### TO BE DONE
Transcribe all the entries word for word, omitting any pictures they contain.

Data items
"""
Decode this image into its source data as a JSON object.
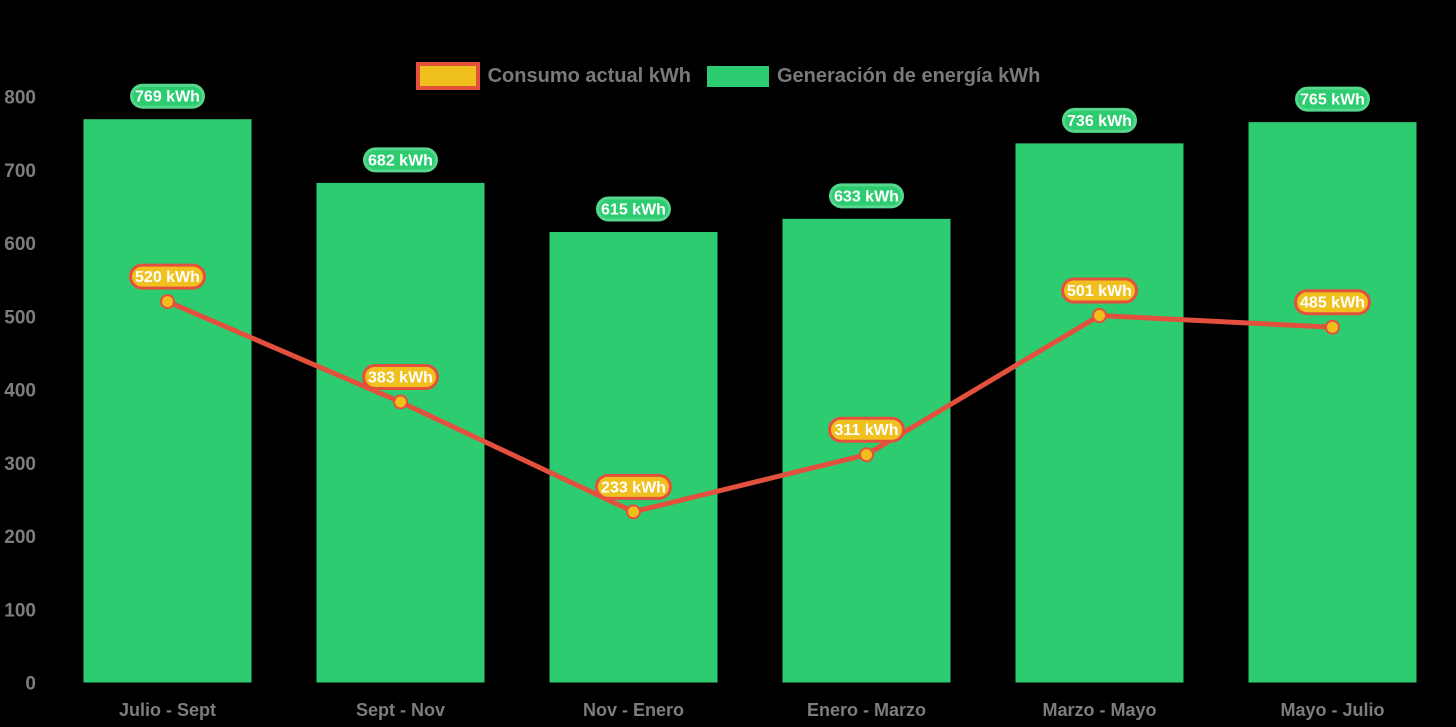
{
  "colors": {
    "background": "#000000",
    "bar": "#2ECC71",
    "bar_pill_fill": "#2ECC71",
    "bar_pill_border": "#55D78C",
    "line": "#E4503E",
    "point_fill": "#F2BE1B",
    "line_pill_fill": "#F0C01E",
    "line_pill_border": "#E4503E",
    "pill_text": "#FFFFFF",
    "axis_text": "#7D7D7D",
    "legend_text": "#7A7A7A"
  },
  "legend": {
    "items": [
      {
        "label": "Consumo actual kWh",
        "swatch_fill": "#F0C01E",
        "swatch_border": "#E4503E"
      },
      {
        "label": "Generación de energía kWh",
        "swatch_fill": "#2ECC71",
        "swatch_border": ""
      }
    ]
  },
  "chart_data": {
    "type": "combo-bar-line",
    "categories": [
      "Julio - Sept",
      "Sept - Nov",
      "Nov - Enero",
      "Enero - Marzo",
      "Marzo - Mayo",
      "Mayo - Julio"
    ],
    "series": [
      {
        "name": "Generación de energía kWh",
        "type": "bar",
        "color": "#2ECC71",
        "values": [
          769,
          682,
          615,
          633,
          736,
          765
        ],
        "data_labels": [
          "769 kWh",
          "682 kWh",
          "615 kWh",
          "633 kWh",
          "736 kWh",
          "765 kWh"
        ]
      },
      {
        "name": "Consumo actual kWh",
        "type": "line",
        "color": "#E4503E",
        "values": [
          520,
          383,
          233,
          311,
          501,
          485
        ],
        "data_labels": [
          "520 kWh",
          "383 kWh",
          "233 kWh",
          "311 kWh",
          "501 kWh",
          "485 kWh"
        ]
      }
    ],
    "title": "",
    "xlabel": "",
    "ylabel": "",
    "ylim": [
      0,
      800
    ],
    "ytick_labels": [
      "0",
      "100",
      "200",
      "300",
      "400",
      "500",
      "600",
      "700",
      "800"
    ],
    "grid": false,
    "legend_position": "top-center"
  }
}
"""
### OUTPUT OF THE TASK
Decode this image into its source data as a JSON object.
{
  "colors": {
    "background": "#000000",
    "bar": "#2ECC71",
    "bar_pill_fill": "#2ECC71",
    "bar_pill_border": "#55D78C",
    "line": "#E4503E",
    "point_fill": "#F2BE1B",
    "line_pill_fill": "#F0C01E",
    "line_pill_border": "#E4503E",
    "pill_text": "#FFFFFF",
    "axis_text": "#7D7D7D",
    "legend_text": "#7A7A7A"
  },
  "legend": {
    "items": [
      {
        "label": "Consumo actual kWh",
        "swatch_fill": "#F0C01E",
        "swatch_border": "#E4503E"
      },
      {
        "label": "Generación de energía kWh",
        "swatch_fill": "#2ECC71",
        "swatch_border": ""
      }
    ]
  },
  "chart_data": {
    "type": "combo-bar-line",
    "categories": [
      "Julio - Sept",
      "Sept - Nov",
      "Nov - Enero",
      "Enero - Marzo",
      "Marzo - Mayo",
      "Mayo - Julio"
    ],
    "series": [
      {
        "name": "Generación de energía kWh",
        "type": "bar",
        "color": "#2ECC71",
        "values": [
          769,
          682,
          615,
          633,
          736,
          765
        ],
        "data_labels": [
          "769 kWh",
          "682 kWh",
          "615 kWh",
          "633 kWh",
          "736 kWh",
          "765 kWh"
        ]
      },
      {
        "name": "Consumo actual kWh",
        "type": "line",
        "color": "#E4503E",
        "values": [
          520,
          383,
          233,
          311,
          501,
          485
        ],
        "data_labels": [
          "520 kWh",
          "383 kWh",
          "233 kWh",
          "311 kWh",
          "501 kWh",
          "485 kWh"
        ]
      }
    ],
    "title": "",
    "xlabel": "",
    "ylabel": "",
    "ylim": [
      0,
      800
    ],
    "ytick_labels": [
      "0",
      "100",
      "200",
      "300",
      "400",
      "500",
      "600",
      "700",
      "800"
    ],
    "grid": false,
    "legend_position": "top-center"
  }
}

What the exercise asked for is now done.